▶ What you are asked to do:
Copy every line from the data below in which the string "Lägre" can be found.

----- Exercise data

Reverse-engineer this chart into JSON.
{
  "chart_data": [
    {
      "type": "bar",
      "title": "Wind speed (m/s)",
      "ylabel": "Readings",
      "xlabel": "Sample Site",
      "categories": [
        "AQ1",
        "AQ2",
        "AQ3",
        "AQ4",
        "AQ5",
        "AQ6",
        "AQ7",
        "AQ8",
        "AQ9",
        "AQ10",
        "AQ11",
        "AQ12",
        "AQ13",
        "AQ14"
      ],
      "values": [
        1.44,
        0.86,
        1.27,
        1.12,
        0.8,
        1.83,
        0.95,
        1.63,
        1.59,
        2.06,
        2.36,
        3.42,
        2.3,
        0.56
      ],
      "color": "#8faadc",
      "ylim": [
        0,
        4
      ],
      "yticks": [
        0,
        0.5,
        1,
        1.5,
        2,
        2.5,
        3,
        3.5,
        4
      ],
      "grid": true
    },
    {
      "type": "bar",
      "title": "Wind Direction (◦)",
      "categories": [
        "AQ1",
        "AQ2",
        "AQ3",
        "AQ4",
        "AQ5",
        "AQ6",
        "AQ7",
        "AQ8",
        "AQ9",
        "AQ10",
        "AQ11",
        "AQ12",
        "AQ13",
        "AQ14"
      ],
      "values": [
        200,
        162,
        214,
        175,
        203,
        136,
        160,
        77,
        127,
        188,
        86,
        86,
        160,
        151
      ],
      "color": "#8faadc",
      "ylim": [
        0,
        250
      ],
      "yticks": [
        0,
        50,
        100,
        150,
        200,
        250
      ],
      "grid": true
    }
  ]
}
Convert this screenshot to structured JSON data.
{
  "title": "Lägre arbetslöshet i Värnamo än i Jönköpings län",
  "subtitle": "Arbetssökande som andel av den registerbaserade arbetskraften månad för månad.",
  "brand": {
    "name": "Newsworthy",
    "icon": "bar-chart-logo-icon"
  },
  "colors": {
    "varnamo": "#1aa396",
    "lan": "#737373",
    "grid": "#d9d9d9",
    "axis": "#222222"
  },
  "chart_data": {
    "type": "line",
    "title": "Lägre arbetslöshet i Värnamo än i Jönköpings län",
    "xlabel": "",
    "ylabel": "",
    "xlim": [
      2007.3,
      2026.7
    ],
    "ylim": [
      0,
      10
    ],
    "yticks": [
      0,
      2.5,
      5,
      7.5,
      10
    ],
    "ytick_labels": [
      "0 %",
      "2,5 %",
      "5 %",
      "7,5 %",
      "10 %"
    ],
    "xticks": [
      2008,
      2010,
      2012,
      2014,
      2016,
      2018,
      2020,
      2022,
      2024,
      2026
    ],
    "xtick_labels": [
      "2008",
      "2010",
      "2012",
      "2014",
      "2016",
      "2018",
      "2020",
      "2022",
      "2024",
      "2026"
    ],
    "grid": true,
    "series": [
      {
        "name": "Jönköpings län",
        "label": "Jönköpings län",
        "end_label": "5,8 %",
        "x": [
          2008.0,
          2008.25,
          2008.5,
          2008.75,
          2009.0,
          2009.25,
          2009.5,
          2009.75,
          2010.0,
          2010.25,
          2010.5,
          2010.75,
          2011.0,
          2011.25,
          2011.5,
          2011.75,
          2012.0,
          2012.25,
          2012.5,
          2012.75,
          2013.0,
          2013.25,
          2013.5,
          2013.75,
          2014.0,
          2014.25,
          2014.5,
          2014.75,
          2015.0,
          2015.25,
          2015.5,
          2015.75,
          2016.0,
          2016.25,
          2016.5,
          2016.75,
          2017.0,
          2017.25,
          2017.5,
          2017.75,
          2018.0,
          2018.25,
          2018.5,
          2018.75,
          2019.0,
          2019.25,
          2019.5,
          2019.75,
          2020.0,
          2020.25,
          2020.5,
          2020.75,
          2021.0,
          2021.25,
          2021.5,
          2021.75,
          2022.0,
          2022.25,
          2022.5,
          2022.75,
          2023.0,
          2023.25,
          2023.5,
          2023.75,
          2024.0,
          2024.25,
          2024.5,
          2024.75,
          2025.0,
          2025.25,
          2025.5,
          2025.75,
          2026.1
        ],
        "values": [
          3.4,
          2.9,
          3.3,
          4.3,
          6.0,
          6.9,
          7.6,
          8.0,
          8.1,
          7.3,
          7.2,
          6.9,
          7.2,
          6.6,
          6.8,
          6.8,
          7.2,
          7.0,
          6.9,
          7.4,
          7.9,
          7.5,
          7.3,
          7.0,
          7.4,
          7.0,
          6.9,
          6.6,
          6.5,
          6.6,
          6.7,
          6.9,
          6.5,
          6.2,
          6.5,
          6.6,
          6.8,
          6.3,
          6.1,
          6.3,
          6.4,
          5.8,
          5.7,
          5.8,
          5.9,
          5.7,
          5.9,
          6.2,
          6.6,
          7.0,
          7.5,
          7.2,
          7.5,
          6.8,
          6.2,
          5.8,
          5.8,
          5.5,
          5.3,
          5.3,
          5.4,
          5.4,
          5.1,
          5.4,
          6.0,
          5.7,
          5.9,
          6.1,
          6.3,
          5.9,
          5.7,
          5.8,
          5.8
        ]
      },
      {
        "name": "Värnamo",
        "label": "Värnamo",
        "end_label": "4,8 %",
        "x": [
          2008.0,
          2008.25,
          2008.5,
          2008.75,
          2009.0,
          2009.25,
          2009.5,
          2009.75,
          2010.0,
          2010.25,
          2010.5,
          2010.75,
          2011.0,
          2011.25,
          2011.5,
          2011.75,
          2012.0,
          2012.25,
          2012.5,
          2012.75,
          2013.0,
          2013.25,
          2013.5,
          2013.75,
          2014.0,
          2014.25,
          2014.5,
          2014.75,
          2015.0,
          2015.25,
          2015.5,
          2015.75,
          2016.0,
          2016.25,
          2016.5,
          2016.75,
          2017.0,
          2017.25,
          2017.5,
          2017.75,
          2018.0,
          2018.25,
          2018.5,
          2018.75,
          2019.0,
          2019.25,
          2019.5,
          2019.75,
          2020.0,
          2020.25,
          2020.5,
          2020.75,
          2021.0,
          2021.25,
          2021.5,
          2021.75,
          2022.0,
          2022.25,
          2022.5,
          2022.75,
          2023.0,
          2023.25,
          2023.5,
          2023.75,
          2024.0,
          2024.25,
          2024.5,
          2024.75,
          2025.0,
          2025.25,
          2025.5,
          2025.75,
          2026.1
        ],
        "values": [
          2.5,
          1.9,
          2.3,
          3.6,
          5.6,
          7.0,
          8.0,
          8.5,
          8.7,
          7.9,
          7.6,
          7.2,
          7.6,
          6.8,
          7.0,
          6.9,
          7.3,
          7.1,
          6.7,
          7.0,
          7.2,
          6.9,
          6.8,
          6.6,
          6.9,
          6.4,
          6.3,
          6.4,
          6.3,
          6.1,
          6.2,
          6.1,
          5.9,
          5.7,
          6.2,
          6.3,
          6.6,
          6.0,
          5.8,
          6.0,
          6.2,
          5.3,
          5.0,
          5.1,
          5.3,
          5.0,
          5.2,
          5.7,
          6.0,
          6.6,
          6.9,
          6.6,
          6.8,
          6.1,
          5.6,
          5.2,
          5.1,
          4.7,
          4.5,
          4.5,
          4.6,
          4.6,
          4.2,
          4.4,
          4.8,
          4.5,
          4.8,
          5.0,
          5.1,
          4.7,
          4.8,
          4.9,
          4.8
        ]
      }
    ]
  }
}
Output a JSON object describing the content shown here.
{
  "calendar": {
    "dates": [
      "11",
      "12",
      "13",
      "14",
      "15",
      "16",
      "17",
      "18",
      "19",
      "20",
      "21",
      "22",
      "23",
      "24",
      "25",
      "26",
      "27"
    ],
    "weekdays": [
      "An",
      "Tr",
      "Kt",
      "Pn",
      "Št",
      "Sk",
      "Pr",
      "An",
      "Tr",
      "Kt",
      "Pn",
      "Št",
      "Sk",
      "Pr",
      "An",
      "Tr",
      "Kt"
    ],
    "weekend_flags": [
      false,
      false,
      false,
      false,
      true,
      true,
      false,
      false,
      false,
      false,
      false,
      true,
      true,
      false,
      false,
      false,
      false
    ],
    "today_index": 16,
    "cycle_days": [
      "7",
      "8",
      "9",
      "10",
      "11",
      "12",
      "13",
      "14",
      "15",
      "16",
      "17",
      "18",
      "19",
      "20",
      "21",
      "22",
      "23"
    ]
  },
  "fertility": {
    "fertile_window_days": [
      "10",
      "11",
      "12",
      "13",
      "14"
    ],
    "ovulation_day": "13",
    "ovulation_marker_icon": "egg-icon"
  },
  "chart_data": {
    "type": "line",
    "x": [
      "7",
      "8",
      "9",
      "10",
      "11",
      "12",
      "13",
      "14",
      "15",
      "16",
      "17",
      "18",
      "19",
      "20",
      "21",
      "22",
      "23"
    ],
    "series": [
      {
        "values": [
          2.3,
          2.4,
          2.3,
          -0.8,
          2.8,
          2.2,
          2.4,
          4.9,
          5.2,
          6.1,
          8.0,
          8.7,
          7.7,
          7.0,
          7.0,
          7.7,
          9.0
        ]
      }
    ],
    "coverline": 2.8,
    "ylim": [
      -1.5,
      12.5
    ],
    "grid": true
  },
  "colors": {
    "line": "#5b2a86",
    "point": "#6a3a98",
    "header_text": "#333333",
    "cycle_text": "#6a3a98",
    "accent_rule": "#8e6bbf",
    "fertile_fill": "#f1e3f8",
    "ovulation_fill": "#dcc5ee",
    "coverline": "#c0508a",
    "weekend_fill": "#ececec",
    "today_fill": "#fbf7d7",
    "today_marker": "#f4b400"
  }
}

----------

▶ Answer to the problem:
  "title": "Lägre arbetslöshet i Värnamo än i Jönköpings län",
    "title": "Lägre arbetslöshet i Värnamo än i Jönköpings län",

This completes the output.